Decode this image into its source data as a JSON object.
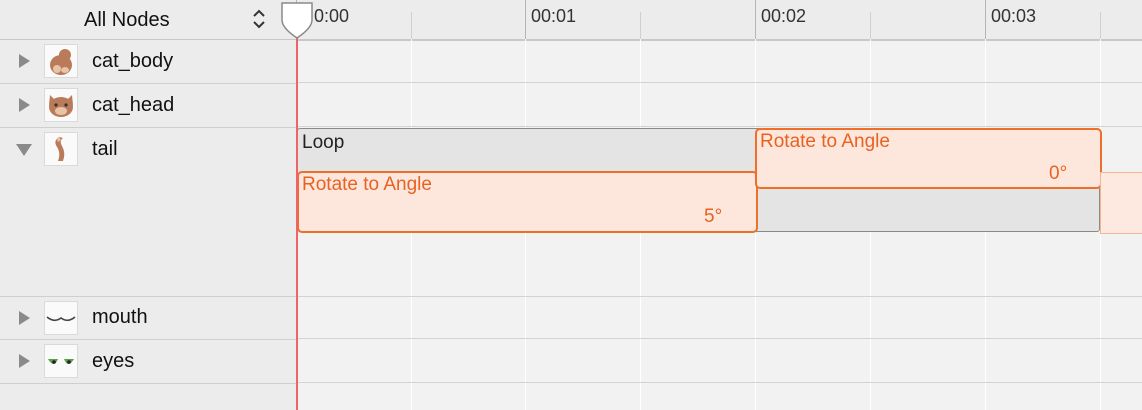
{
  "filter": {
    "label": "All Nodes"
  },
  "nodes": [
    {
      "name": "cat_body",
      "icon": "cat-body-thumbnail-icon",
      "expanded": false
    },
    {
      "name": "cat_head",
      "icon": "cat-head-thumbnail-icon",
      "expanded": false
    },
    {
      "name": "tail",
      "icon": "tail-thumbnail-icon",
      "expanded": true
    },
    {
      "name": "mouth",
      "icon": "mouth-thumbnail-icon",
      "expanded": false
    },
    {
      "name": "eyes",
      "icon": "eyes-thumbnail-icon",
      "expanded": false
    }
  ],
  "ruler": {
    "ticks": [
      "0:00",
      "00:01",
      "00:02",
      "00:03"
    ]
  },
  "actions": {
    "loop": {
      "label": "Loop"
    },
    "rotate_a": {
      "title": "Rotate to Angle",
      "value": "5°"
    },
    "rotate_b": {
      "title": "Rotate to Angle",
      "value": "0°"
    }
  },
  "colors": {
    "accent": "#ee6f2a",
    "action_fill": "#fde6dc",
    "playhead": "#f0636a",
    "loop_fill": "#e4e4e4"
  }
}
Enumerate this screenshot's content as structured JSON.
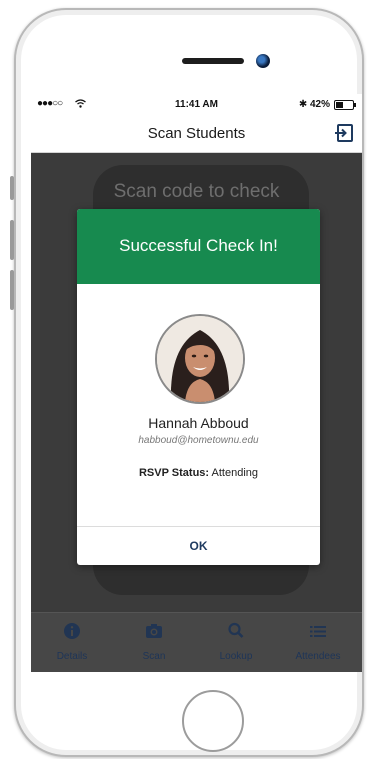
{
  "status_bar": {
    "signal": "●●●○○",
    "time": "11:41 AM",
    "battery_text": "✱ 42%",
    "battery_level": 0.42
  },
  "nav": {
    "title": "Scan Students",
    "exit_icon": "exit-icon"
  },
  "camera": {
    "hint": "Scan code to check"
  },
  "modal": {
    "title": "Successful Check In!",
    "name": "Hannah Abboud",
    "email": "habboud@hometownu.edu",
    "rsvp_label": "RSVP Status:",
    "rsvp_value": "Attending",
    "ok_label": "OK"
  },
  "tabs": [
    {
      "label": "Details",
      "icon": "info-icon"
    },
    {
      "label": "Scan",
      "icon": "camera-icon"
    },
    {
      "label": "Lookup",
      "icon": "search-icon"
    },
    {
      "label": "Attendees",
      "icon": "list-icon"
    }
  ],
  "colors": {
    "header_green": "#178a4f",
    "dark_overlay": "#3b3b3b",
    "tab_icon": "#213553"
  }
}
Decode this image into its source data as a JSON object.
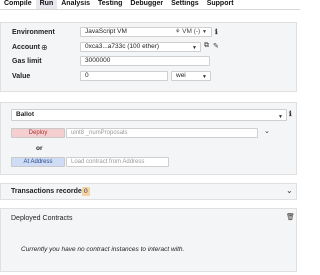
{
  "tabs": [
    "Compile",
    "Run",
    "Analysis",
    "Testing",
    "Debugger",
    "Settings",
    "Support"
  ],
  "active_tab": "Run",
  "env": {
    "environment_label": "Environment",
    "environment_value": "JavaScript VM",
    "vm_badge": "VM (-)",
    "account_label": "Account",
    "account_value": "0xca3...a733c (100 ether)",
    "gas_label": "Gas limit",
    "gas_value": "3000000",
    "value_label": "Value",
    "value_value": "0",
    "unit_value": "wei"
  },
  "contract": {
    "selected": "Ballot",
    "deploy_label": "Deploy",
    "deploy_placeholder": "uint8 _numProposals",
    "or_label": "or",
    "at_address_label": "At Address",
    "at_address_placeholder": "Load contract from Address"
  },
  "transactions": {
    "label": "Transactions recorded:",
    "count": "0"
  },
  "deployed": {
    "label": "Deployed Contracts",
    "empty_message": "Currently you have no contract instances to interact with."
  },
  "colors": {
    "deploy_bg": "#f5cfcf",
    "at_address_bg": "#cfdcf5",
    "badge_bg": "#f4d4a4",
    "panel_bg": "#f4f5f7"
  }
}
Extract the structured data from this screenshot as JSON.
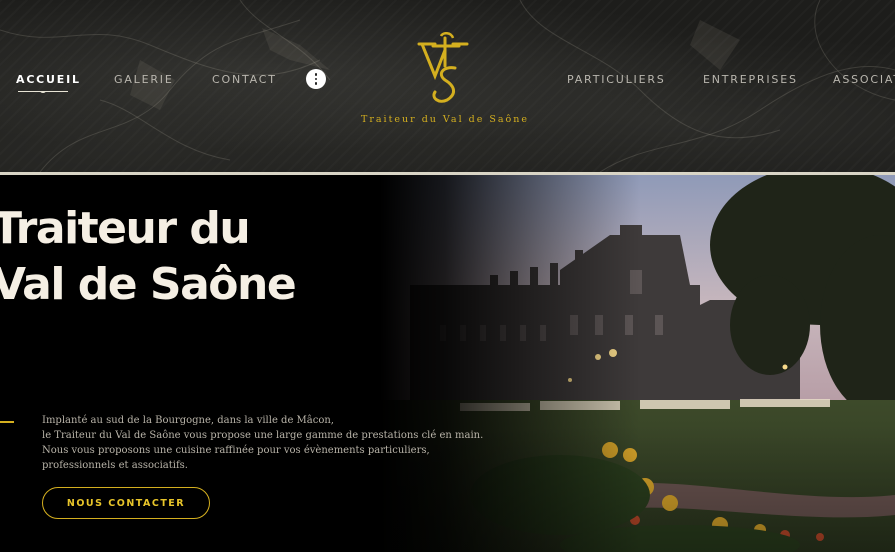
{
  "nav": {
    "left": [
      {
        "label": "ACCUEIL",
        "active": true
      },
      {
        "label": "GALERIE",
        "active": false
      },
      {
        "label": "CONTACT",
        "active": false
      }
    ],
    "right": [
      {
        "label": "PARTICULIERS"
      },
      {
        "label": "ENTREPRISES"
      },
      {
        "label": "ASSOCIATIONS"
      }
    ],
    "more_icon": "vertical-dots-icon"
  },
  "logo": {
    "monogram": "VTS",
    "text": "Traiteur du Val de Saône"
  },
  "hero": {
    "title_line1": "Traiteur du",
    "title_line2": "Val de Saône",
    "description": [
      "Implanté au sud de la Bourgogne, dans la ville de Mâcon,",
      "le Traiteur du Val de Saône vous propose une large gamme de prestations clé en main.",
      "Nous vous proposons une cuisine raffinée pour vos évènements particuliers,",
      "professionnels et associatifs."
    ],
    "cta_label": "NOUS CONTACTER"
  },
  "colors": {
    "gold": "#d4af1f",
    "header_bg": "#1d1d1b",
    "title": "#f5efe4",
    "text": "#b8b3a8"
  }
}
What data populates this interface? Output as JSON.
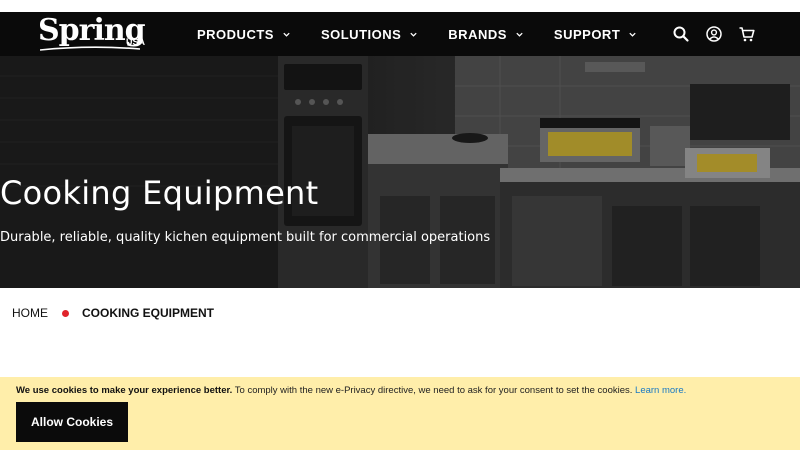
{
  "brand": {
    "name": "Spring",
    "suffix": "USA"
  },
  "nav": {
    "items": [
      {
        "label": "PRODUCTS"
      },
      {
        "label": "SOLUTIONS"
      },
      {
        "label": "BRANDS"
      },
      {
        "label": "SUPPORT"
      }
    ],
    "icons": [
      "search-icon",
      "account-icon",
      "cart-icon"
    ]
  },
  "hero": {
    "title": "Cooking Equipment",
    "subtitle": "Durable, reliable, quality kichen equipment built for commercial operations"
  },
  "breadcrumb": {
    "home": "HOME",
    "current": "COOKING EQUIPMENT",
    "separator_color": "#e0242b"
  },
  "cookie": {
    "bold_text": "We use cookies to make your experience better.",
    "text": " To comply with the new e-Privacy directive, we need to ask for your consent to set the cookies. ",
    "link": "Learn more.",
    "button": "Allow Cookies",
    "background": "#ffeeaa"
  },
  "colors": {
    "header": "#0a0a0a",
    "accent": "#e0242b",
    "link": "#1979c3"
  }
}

++++++

__Goal__
Go over the records above and tally each line that includes "name". Give the total by itself.

__Task answer__
7